В это же время Белосельский-Белозерский начинает писать и сам. Большой известностью пользовались сочинения, молодого князя, посвященные французской литературе. Наиболее интересно первое «Poesies francaises d’un prince etranger» (1789 г.) Здесь он дает экскурс в русскую историю, в частности довольно подробно говорит о дочери Ярослава (которого Вольтер назвал «неизвестным князем неведомой России»[11]) Анне, супруге Генриха I.

Одно из писем Белосельского-Белозерского из Италии попало в руки Екатерине II. Проницательная монархиня сразу распознала талантливого человека и решила привлечь его к государственной службе. Она пишет: «Вот письмо прекрасно написанное и еще лучше придуманное. Если не использовать услуг автора, то где же искать людей. Я приказала принести список свободных мест за границей и назначу его к одному из иностранных дворов».

### Сохранённые записи

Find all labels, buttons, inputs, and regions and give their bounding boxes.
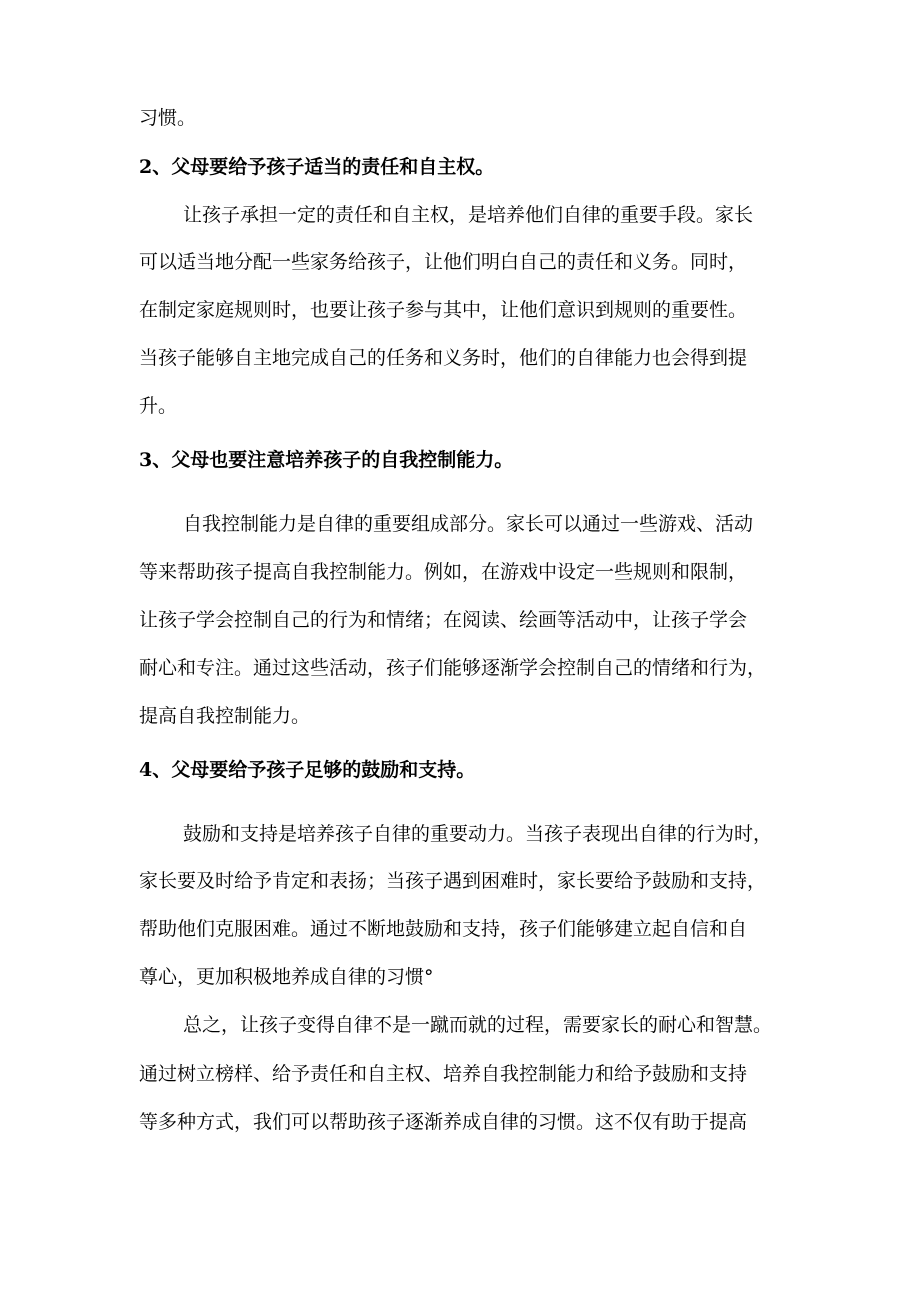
paragraph-line: 等来帮助孩子提高自我控制能力。例如，在游戏中设定一些规则和限制， — [139, 561, 748, 583]
paragraph-line: 让孩子学会控制自己的行为和情绪；在阅读、绘画等活动中，让孩子学会 — [139, 609, 748, 631]
paragraph-line: 习惯。 — [139, 107, 197, 129]
paragraph-line: 升。 — [139, 395, 178, 417]
paragraph-line: 鼓励和支持是培养孩子自律的重要动力。当孩子表现出自律的行为时， — [183, 823, 773, 845]
paragraph-line: 耐心和专注。通过这些活动，孩子们能够逐渐学会控制自己的情绪和行为， — [139, 657, 767, 679]
paragraph-line: 尊心，更加积极地养成自律的习惯° — [139, 966, 434, 988]
paragraph-line: 等多种方式，我们可以帮助孩子逐渐养成自律的习惯。这不仅有助于提高 — [139, 1111, 748, 1133]
section-heading-4: 4、父母要给予孩子足够的鼓励和支持。 — [139, 759, 476, 781]
paragraph-line: 帮助他们克服困难。通过不断地鼓励和支持，孩子们能够建立起自信和自 — [139, 918, 748, 940]
paragraph-line: 总之，让孩子变得自律不是一蹴而就的过程，需要家长的耐心和智慧。 — [183, 1014, 773, 1036]
paragraph-line: 家长要及时给予肯定和表扬；当孩子遇到困难时，家长要给予鼓励和支持， — [139, 870, 767, 892]
paragraph-line: 自我控制能力是自律的重要组成部分。家长可以通过一些游戏、活动 — [183, 513, 754, 535]
paragraph-line: 可以适当地分配一些家务给孩子，让他们明白自己的责任和义务。同时， — [139, 251, 748, 273]
paragraph-line: 提高自我控制能力。 — [139, 705, 311, 727]
paragraph-line: 让孩子承担一定的责任和自主权，是培养他们自律的重要手段。家长 — [183, 204, 754, 226]
section-heading-3: 3、父母也要注意培养孩子的自我控制能力。 — [139, 449, 514, 471]
section-heading-2: 2、父母要给予孩子适当的责任和自主权。 — [139, 156, 495, 178]
paragraph-line: 在制定家庭规则时，也要让孩子参与其中，让他们意识到规则的重要性。 — [139, 299, 748, 321]
paragraph-line: 通过树立榜样、给予责任和自主权、培养自我控制能力和给予鼓励和支持 — [139, 1063, 748, 1085]
paragraph-line: 当孩子能够自主地完成自己的任务和义务时，他们的自律能力也会得到提 — [139, 347, 748, 369]
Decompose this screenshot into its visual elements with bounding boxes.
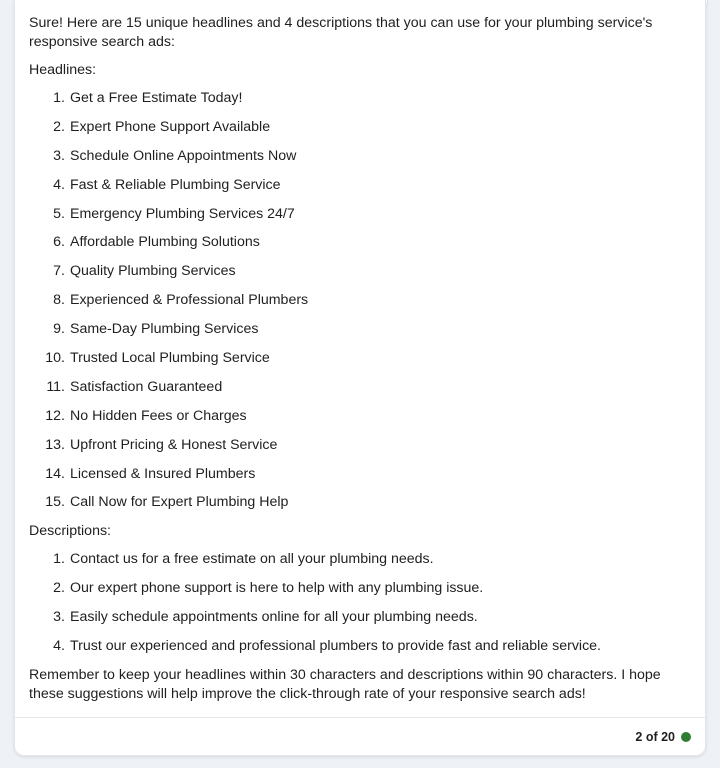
chat-response-card — [14, 0, 706, 756]
status-dot-icon — [681, 732, 691, 742]
response-counter — [635, 730, 691, 744]
outro-text: Remember to keep your headlines within 30 characters and descriptions within 90 characters. I hope these suggestions will help improve the click-through rate of your responsive search ads! — [29, 667, 661, 703]
list-item-number: 13. — [45, 436, 65, 453]
list-item-number: 11. — [46, 378, 65, 395]
headline-item — [29, 465, 687, 484]
list-item-number: 15. — [45, 494, 65, 511]
list-item-number: 12. — [45, 407, 65, 424]
headline-item — [29, 493, 687, 512]
response-count-text: 2 of 20 — [635, 729, 675, 744]
headline-item — [29, 205, 687, 224]
list-item-text: Quality Plumbing Services — [70, 263, 236, 280]
headline-item — [29, 89, 687, 108]
list-item-number: 1. — [53, 551, 65, 568]
list-item-number: 3. — [53, 609, 65, 626]
list-item-text: Expert Phone Support Available — [70, 118, 271, 135]
list-item-number: 14. — [45, 465, 65, 482]
list-item-number: 9. — [53, 321, 65, 338]
list-item-text: Satisfaction Guaranteed — [70, 378, 223, 395]
list-item-text: Our expert phone support is here to help with any plumbing issue. — [70, 580, 484, 597]
list-item-number: 10. — [45, 350, 65, 367]
list-item-text: Get a Free Estimate Today! — [70, 90, 243, 106]
list-item-text: Same-Day Plumbing Services — [70, 321, 259, 338]
headline-item — [29, 378, 687, 397]
descriptions-label: Descriptions: — [29, 523, 112, 540]
list-item-number: 5. — [53, 205, 65, 222]
headline-item — [29, 349, 687, 368]
list-item-text: Upfront Pricing & Honest Service — [70, 436, 278, 453]
list-item-text: Trusted Local Plumbing Service — [70, 350, 270, 367]
list-item-number: 2. — [53, 580, 65, 597]
list-item-text: Licensed & Insured Plumbers — [70, 465, 256, 482]
list-item-text: Experienced & Professional Plumbers — [70, 292, 309, 309]
descriptions-list — [29, 550, 687, 656]
list-item-text: Easily schedule appointments online for all your plumbing needs. — [70, 609, 478, 626]
headlines-list — [29, 89, 687, 512]
list-item-text: Call Now for Expert Plumbing Help — [70, 494, 289, 511]
description-item — [29, 637, 687, 656]
headline-item — [29, 233, 687, 252]
headlines-label: Headlines: — [29, 62, 97, 78]
headline-item — [29, 436, 687, 455]
list-item-number: 3. — [53, 147, 65, 164]
response-footer — [15, 717, 705, 755]
list-item-text: Trust our experienced and professional plumbers to provide fast and reliable service. — [70, 638, 601, 655]
list-item-number: 4. — [53, 638, 65, 655]
list-item-number: 8. — [53, 292, 65, 309]
list-item-text: Emergency Plumbing Services 24/7 — [70, 205, 295, 222]
description-item — [29, 579, 687, 598]
list-item-number: 4. — [53, 176, 65, 193]
intro-text: Sure! Here are 15 unique headlines and 4 descriptions that you can use for your plumbing service's responsive search ads: — [29, 15, 653, 50]
headline-item — [29, 407, 687, 426]
list-item-number: 2. — [53, 118, 65, 135]
headline-item — [29, 147, 687, 166]
list-item-text: Contact us for a free estimate on all your plumbing needs. — [70, 551, 434, 568]
description-item — [29, 550, 687, 569]
description-item — [29, 608, 687, 627]
list-item-text: Fast & Reliable Plumbing Service — [70, 176, 281, 193]
headline-item — [29, 176, 687, 195]
response-content — [15, 0, 705, 704]
list-item-text: No Hidden Fees or Charges — [70, 407, 247, 424]
headline-item — [29, 320, 687, 339]
list-item-number: 7. — [53, 263, 65, 280]
headline-item — [29, 291, 687, 310]
headline-item — [29, 118, 687, 137]
list-item-number: 6. — [53, 234, 65, 251]
list-item-number: 1. — [53, 90, 65, 106]
list-item-text: Affordable Plumbing Solutions — [70, 234, 260, 251]
list-item-text: Schedule Online Appointments Now — [70, 147, 297, 164]
headline-item — [29, 262, 687, 281]
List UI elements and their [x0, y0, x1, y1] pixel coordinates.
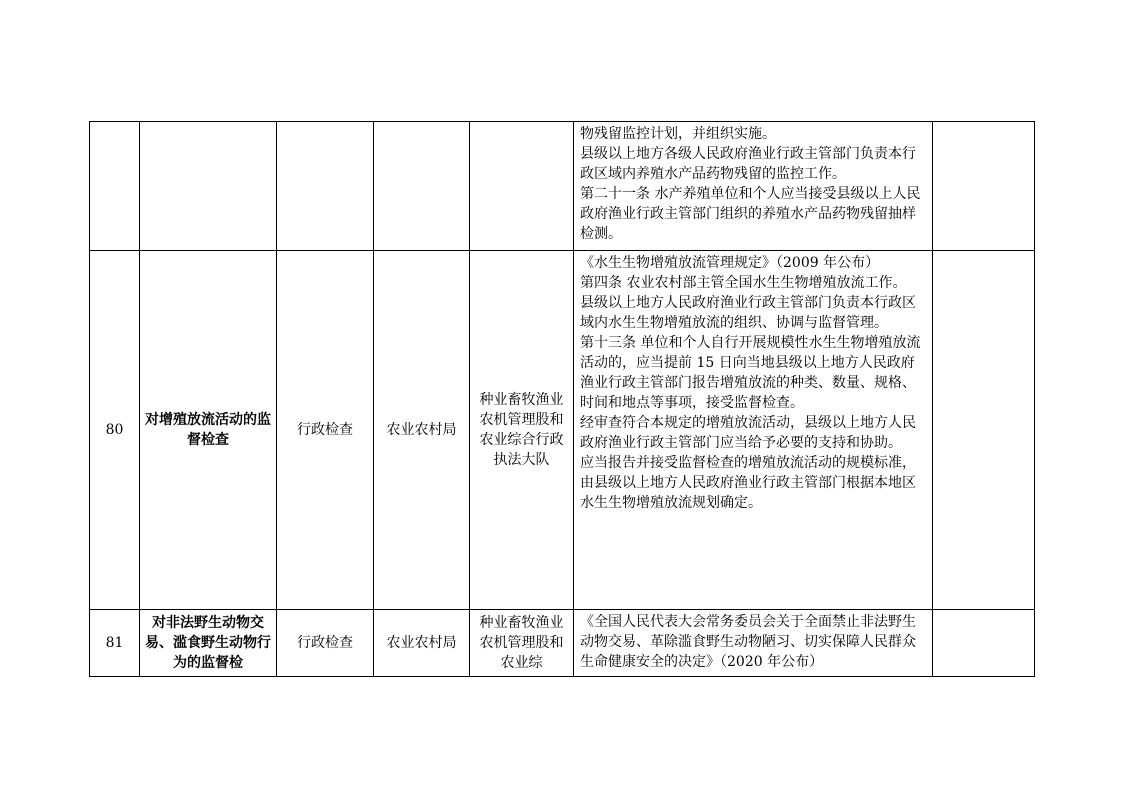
item-name: 对增殖放流活动的监督检查 [140, 251, 277, 610]
basis-paragraph: 经审查符合本规定的增殖放流活动，县级以上地方人民政府渔业行政主管部门应当给予必要的支持和协助。 [580, 415, 916, 451]
basis-paragraph: 第十三条 单位和个人自行开展规模性水生生物增殖放流活动的，应当提前 15 日向当地县级以上地方人民政府渔业行政主管部门报告增殖放流的种类、数量、规格、时间和地点等事项，接受监督检查。 [580, 335, 921, 411]
item-name: 对非法野生动物交易、滥食野生动物行为的监督检 [140, 610, 277, 677]
department [374, 122, 470, 251]
row-number [90, 122, 140, 251]
legal-basis [574, 610, 933, 677]
table-row [90, 251, 1035, 610]
basis-paragraph: 《水生生物增殖放流管理规定》（2009 年公布） [580, 255, 880, 271]
department: 农业农村局 [374, 251, 470, 610]
implementing-unit [470, 122, 574, 251]
legal-basis [574, 122, 933, 251]
basis-paragraph: 县级以上地方各级人民政府渔业行政主管部门负责本行政区域内养殖水产品药物残留的监控工作。 [580, 146, 916, 182]
basis-paragraph: 物残留监控计划，并组织实施。 [580, 126, 776, 142]
basis-paragraph: 第四条 农业农村部主管全国水生生物增殖放流工作。 [580, 275, 907, 291]
item-type [277, 122, 374, 251]
row-number: 80 [90, 251, 140, 610]
remark [933, 251, 1035, 610]
basis-paragraph: 第二十一条 水产养殖单位和个人应当接受县级以上人民政府渔业行政主管部门组织的养殖水产品药物残留抽样检测。 [580, 186, 921, 242]
basis-paragraph: 应当报告并接受监督检查的增殖放流活动的规模标准，由县级以上地方人民政府渔业行政主管部门根据本地区水生生物增殖放流规划确定。 [580, 455, 916, 511]
item-type: 行政检查 [277, 251, 374, 610]
remark [933, 122, 1035, 251]
basis-paragraph: 《全国人民代表大会常务委员会关于全面禁止非法野生动物交易、革除滥食野生动物陋习、切实保障人民群众生命健康安全的决定》（2020 年公布） [580, 614, 916, 670]
item-type: 行政检查 [277, 610, 374, 677]
implementing-unit: 种业畜牧渔业农机管理股和农业综 [470, 610, 574, 677]
department: 农业农村局 [374, 610, 470, 677]
basis-paragraph: 县级以上地方人民政府渔业行政主管部门负责本行政区域内水生生物增殖放流的组织、协调与监督管理。 [580, 295, 916, 331]
regulation-table [89, 121, 1035, 677]
table-row [90, 610, 1035, 677]
legal-basis [574, 251, 933, 610]
item-name [140, 122, 277, 251]
implementing-unit: 种业畜牧渔业农机管理股和农业综合行政执法大队 [470, 251, 574, 610]
table-row [90, 122, 1035, 251]
remark [933, 610, 1035, 677]
row-number: 81 [90, 610, 140, 677]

### Задания
A – Объясните по отрывку о Белосельском-Белозерском, почему Екатерина II решила привлечь его к государственной службе. Ответьте в одном–трех предложениях.
B – Пожалуйста, приведите заново фрагмент отрывка о Белосельском-Белозерском от «В это же время» до «супруге Генриха I.» включительно, заменив «Вольтер» на «Дидро».
Этот материал существует отдельно от отрывка.

### Решённые задания
A – Одно из писем Белосельского-Белозерского из Италии попало к Екатерине II, и по нему она распознала в авторе талантливого человека. Она сочла письмо прекрасно написанным и еще лучше придуманным. По ее словам, если не использовать услуг такого автора, то негде искать людей.

B –
В это же время Белосельский-Белозерский начинает писать и сам. Большой известностью пользовались сочинения, молодого князя, посвященные французской литературе. Наиболее интересно первое «Poesies francaises d’un prince etranger» (1789 г.) Здесь он дает экскурс в русскую историю, в частности довольно подробно говорит о дочери Ярослава (которого Дидро назвал «неизвестным князем неведомой России»[11]) Анне, супруге Генриха I.